GIVEN INSTRUCTION ->
Using the material that follows, identify and copy each line with the string "没收违法所得".

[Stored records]

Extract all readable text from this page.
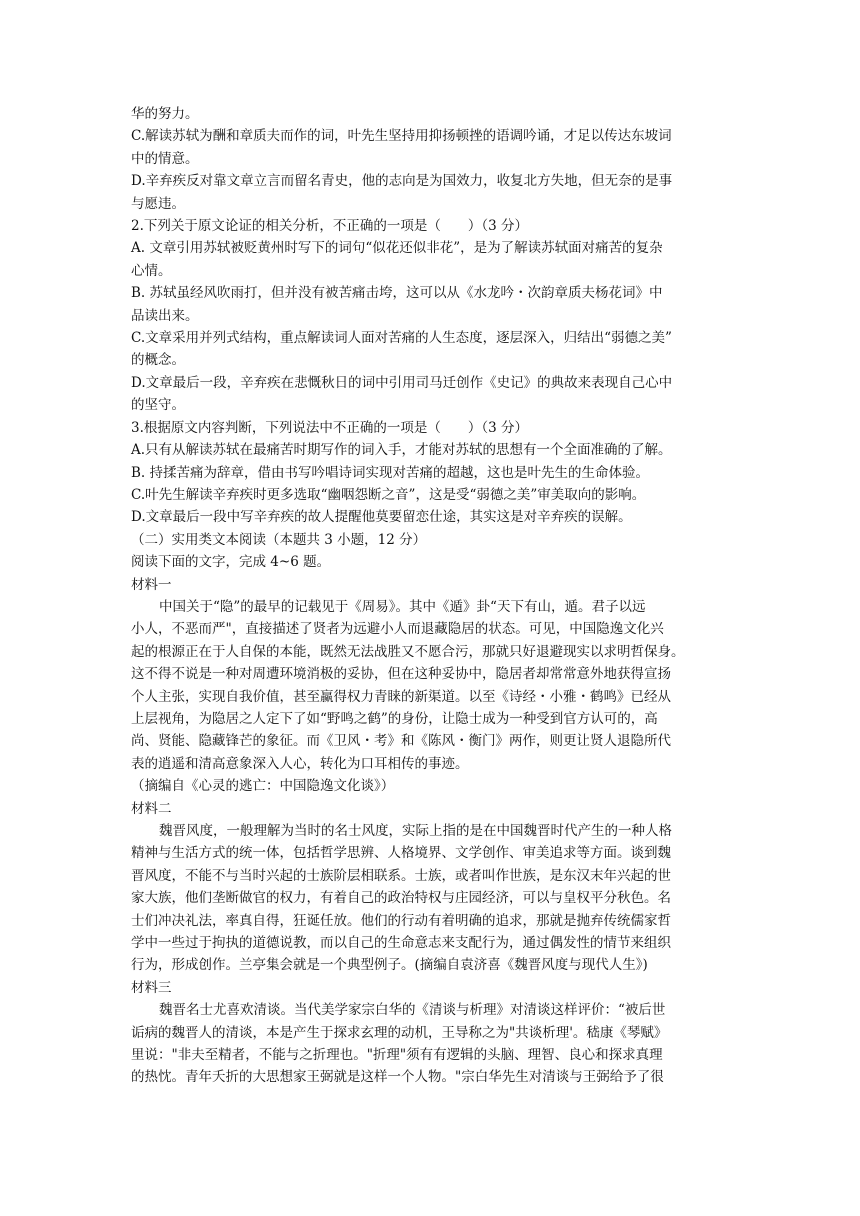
华的努力。

C.解读苏轼为酬和章质夫而作的词，叶先生坚持用抑扬顿挫的语调吟诵，才足以传达东坡词

中的情意。

D.辛弃疾反对靠文章立言而留名青史，他的志向是为国效力，收复北方失地，但无奈的是事

与愿违。

2.下列关于原文论证的相关分析，不正确的一项是（　　）（3 分）

A. 文章引用苏轼被贬黄州时写下的词句“似花还似非花”，是为了解读苏轼面对痛苦的复杂

心情。

B. 苏轼虽经风吹雨打，但并没有被苦痛击垮，这可以从《水龙吟・次韵章质夫杨花词》中

品读出来。

C.文章采用并列式结构，重点解读词人面对苦痛的人生态度，逐层深入，归结出“弱德之美”

的概念。

D.文章最后一段，辛弃疾在悲慨秋日的词中引用司马迁创作《史记》的典故来表现自己心中

的坚守。

3.根据原文内容判断，下列说法中不正确的一项是（　　）（3 分）

A.只有从解读苏轼在最痛苦时期写作的词入手，才能对苏轼的思想有一个全面准确的了解。

B. 持揉苦痛为辞章，借由书写吟唱诗词实现对苦痛的超越，这也是叶先生的生命体验。

C.叶先生解读辛弃疾时更多选取“幽咽怨断之音”，这是受“弱德之美”审美取向的影响。

D.文章最后一段中写辛弃疾的故人提醒他莫要留恋仕途，其实这是对辛弃疾的误解。

（二）实用类文本阅读（本题共 3 小题，12 分）

阅读下面的文字，完成 4~6 题。

材料一

中国关于“隐”的最早的记载见于《周易》。其中《遁》卦“天下有山，遁。君子以远

小人，不恶而严"，直接描述了贤者为远避小人而退藏隐居的状态。可见，中国隐逸文化兴

起的根源正在于人自保的本能，既然无法战胜又不愿合污，那就只好退避现实以求明哲保身。

这不得不说是一种对周遭环境消极的妥协，但在这种妥协中，隐居者却常常意外地获得宣扬

个人主张，实现自我价值，甚至赢得权力青睐的新渠道。以至《诗经・小雅・鹤鸣》已经从

上层视角，为隐居之人定下了如“野鸣之鹤”的身份，让隐士成为一种受到官方认可的，高

尚、贤能、隐藏锋芒的象征。而《卫风・考》和《陈风・衡门》两作，则更让贤人退隐所代

表的逍遥和清高意象深入人心，转化为口耳相传的事迹。

（摘编自《心灵的逃亡：中国隐逸文化谈》）

材料二

魏晋风度，一般理解为当时的名士风度，实际上指的是在中国魏晋时代产生的一种人格

精神与生活方式的统一体，包括哲学思辨、人格境界、文学创作、审美追求等方面。谈到魏

晋风度，不能不与当时兴起的士族阶层相联系。士族，或者叫作世族，是东汉末年兴起的世

家大族，他们垄断做官的权力，有着自己的政治特权与庄园经济，可以与皇权平分秋色。名

士们冲决礼法，率真自得，狂诞任放。他们的行动有着明确的追求，那就是抛弃传统儒家哲

学中一些过于拘执的道德说教，而以自己的生命意志来支配行为，通过偶发性的情节来组织

行为，形成创作。兰亭集会就是一个典型例子。(摘编自袁济喜《魏晋风度与现代人生》)

材料三

魏晋名士尤喜欢清谈。当代美学家宗白华的《清谈与析理》对清谈这样评价：“被后世

诟病的魏晋人的清谈，本是产生于探求玄理的动机，王导称之为"共谈析理'。嵇康《琴赋》

里说："非夫至精者，不能与之折理也。"折理"须有有逻辑的头脑、理智、良心和探求真理

的热忱。青年夭折的大思想家王弼就是这样一个人物。"宗白华先生对清谈与王弼给予了很
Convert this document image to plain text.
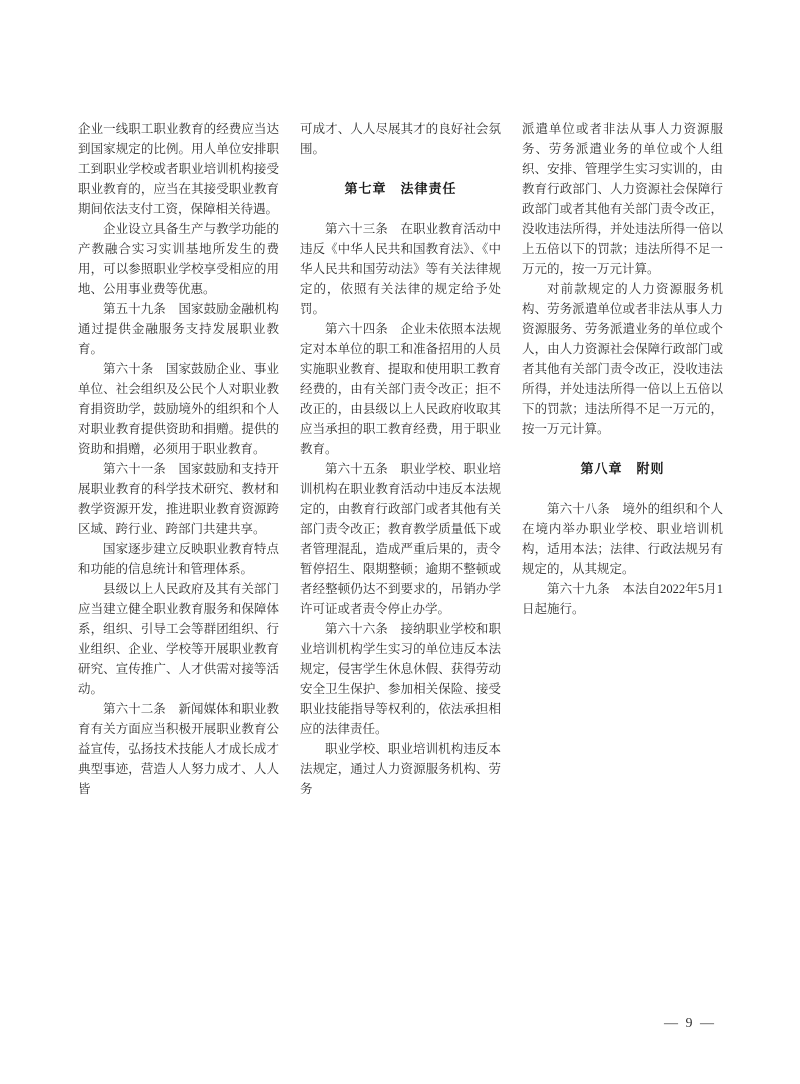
企业一线职工职业教育的经费应当达到国家规定的比例。用人单位安排职工到职业学校或者职业培训机构接受职业教育的，应当在其接受职业教育期间依法支付工资，保障相关待遇。

企业设立具备生产与教学功能的产教融合实习实训基地所发生的费用，可以参照职业学校享受相应的用地、公用事业费等优惠。

第五十九条　国家鼓励金融机构通过提供金融服务支持发展职业教育。

第六十条　国家鼓励企业、事业单位、社会组织及公民个人对职业教育捐资助学，鼓励境外的组织和个人对职业教育提供资助和捐赠。提供的资助和捐赠，必须用于职业教育。

第六十一条　国家鼓励和支持开展职业教育的科学技术研究、教材和教学资源开发，推进职业教育资源跨区域、跨行业、跨部门共建共享。

国家逐步建立反映职业教育特点和功能的信息统计和管理体系。

县级以上人民政府及其有关部门应当建立健全职业教育服务和保障体系，组织、引导工会等群团组织、行业组织、企业、学校等开展职业教育研究、宣传推广、人才供需对接等活动。

第六十二条　新闻媒体和职业教育有关方面应当积极开展职业教育公益宣传，弘扬技术技能人才成长成才典型事迹，营造人人努力成才、人人皆

可成才、人人尽展其才的良好社会氛围。

第七章　法律责任

第六十三条　在职业教育活动中违反《中华人民共和国教育法》、《中华人民共和国劳动法》等有关法律规定的，依照有关法律的规定给予处罚。

第六十四条　企业未依照本法规定对本单位的职工和准备招用的人员实施职业教育、提取和使用职工教育经费的，由有关部门责令改正；拒不改正的，由县级以上人民政府收取其应当承担的职工教育经费，用于职业教育。

第六十五条　职业学校、职业培训机构在职业教育活动中违反本法规定的，由教育行政部门或者其他有关部门责令改正；教育教学质量低下或者管理混乱，造成严重后果的，责令暂停招生、限期整顿；逾期不整顿或者经整顿仍达不到要求的，吊销办学许可证或者责令停止办学。

第六十六条　接纳职业学校和职业培训机构学生实习的单位违反本法规定，侵害学生休息休假、获得劳动安全卫生保护、参加相关保险、接受职业技能指导等权利的，依法承担相应的法律责任。

职业学校、职业培训机构违反本法规定，通过人力资源服务机构、劳务

派遣单位或者非法从事人力资源服务、劳务派遣业务的单位或个人组织、安排、管理学生实习实训的，由教育行政部门、人力资源社会保障行政部门或者其他有关部门责令改正，没收违法所得，并处违法所得一倍以上五倍以下的罚款；违法所得不足一万元的，按一万元计算。

对前款规定的人力资源服务机构、劳务派遣单位或者非法从事人力资源服务、劳务派遣业务的单位或个人，由人力资源社会保障行政部门或者其他有关部门责令改正，没收违法所得，并处违法所得一倍以上五倍以下的罚款；违法所得不足一万元的，按一万元计算。

第八章　附则

第六十八条　境外的组织和个人在境内举办职业学校、职业培训机构，适用本法；法律、行政法规另有规定的，从其规定。

第六十九条　本法自2022年5月1日起施行。

— 9 —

WRITTEN ANSWER ->
派遣单位或者非法从事人力资源服务、劳务派遣业务的单位或个人组织、安排、管理学生实习实训的，由教育行政部门、人力资源社会保障行政部门或者其他有关部门责令改正，没收违法所得，并处违法所得一倍以上五倍以下的罚款；违法所得不足一万元的，按一万元计算。
对前款规定的人力资源服务机构、劳务派遣单位或者非法从事人力资源服务、劳务派遣业务的单位或个人，由人力资源社会保障行政部门或者其他有关部门责令改正，没收违法所得，并处违法所得一倍以上五倍以下的罚款；违法所得不足一万元的，按一万元计算。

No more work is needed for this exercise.